[AIM]:
Your task is to restate the data word for word.
===== MATERIAL PROVIDED =====
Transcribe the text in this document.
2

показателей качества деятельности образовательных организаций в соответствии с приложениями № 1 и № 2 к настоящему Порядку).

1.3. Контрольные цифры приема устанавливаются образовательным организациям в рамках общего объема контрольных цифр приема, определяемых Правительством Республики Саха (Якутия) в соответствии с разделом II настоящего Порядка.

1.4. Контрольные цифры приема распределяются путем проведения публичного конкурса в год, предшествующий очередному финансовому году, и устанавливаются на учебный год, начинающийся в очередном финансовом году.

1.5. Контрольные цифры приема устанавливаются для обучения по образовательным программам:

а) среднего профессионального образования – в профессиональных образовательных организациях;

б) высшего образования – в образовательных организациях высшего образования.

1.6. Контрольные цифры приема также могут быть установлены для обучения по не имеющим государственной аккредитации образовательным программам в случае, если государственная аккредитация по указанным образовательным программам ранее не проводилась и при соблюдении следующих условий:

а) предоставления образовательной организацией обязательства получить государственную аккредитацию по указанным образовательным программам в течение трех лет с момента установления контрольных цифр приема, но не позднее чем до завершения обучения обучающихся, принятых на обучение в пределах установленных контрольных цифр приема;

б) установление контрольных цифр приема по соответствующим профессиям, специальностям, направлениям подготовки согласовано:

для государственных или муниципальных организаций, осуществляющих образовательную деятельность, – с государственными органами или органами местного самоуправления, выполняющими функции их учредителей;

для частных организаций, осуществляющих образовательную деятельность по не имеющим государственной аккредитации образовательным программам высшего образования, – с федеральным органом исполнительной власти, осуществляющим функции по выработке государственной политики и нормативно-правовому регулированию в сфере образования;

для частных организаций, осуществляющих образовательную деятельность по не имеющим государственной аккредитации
=====
[RESULT FOR THIS TASK]:
Transcribe the text in this document.
2

показателей качества деятельности образовательных организаций в соответствии с приложениями № 1 и № 2 к настоящему Порядку).

1.3. Контрольные цифры приема устанавливаются образовательным организациям в рамках общего объема контрольных цифр приема, определяемых Правительством Республики Саха (Якутия) в соответствии с разделом II настоящего Порядка.

1.4. Контрольные цифры приема распределяются путем проведения публичного конкурса в год, предшествующий очередному финансовому году, и устанавливаются на учебный год, начинающийся в очередном финансовом году.

1.5. Контрольные цифры приема устанавливаются для обучения по образовательным программам:

а) среднего профессионального образования – в профессиональных образовательных организациях;

б) высшего образования – в образовательных организациях высшего образования.

1.6. Контрольные цифры приема также могут быть установлены для обучения по не имеющим государственной аккредитации образовательным программам в случае, если государственная аккредитация по указанным образовательным программам ранее не проводилась и при соблюдении следующих условий:

а) предоставления образовательной организацией обязательства получить государственную аккредитацию по указанным образовательным программам в течение трех лет с момента установления контрольных цифр приема, но не позднее чем до завершения обучения обучающихся, принятых на обучение в пределах установленных контрольных цифр приема;

б) установление контрольных цифр приема по соответствующим профессиям, специальностям, направлениям подготовки согласовано:

для государственных или муниципальных организаций, осуществляющих образовательную деятельность, – с государственными органами или органами местного самоуправления, выполняющими функции их учредителей;

для частных организаций, осуществляющих образовательную деятельность по не имеющим государственной аккредитации образовательным программам высшего образования, – с федеральным органом исполнительной власти, осуществляющим функции по выработке государственной политики и нормативно-правовому регулированию в сфере образования;

для частных организаций, осуществляющих образовательную деятельность по не имеющим государственной аккредитации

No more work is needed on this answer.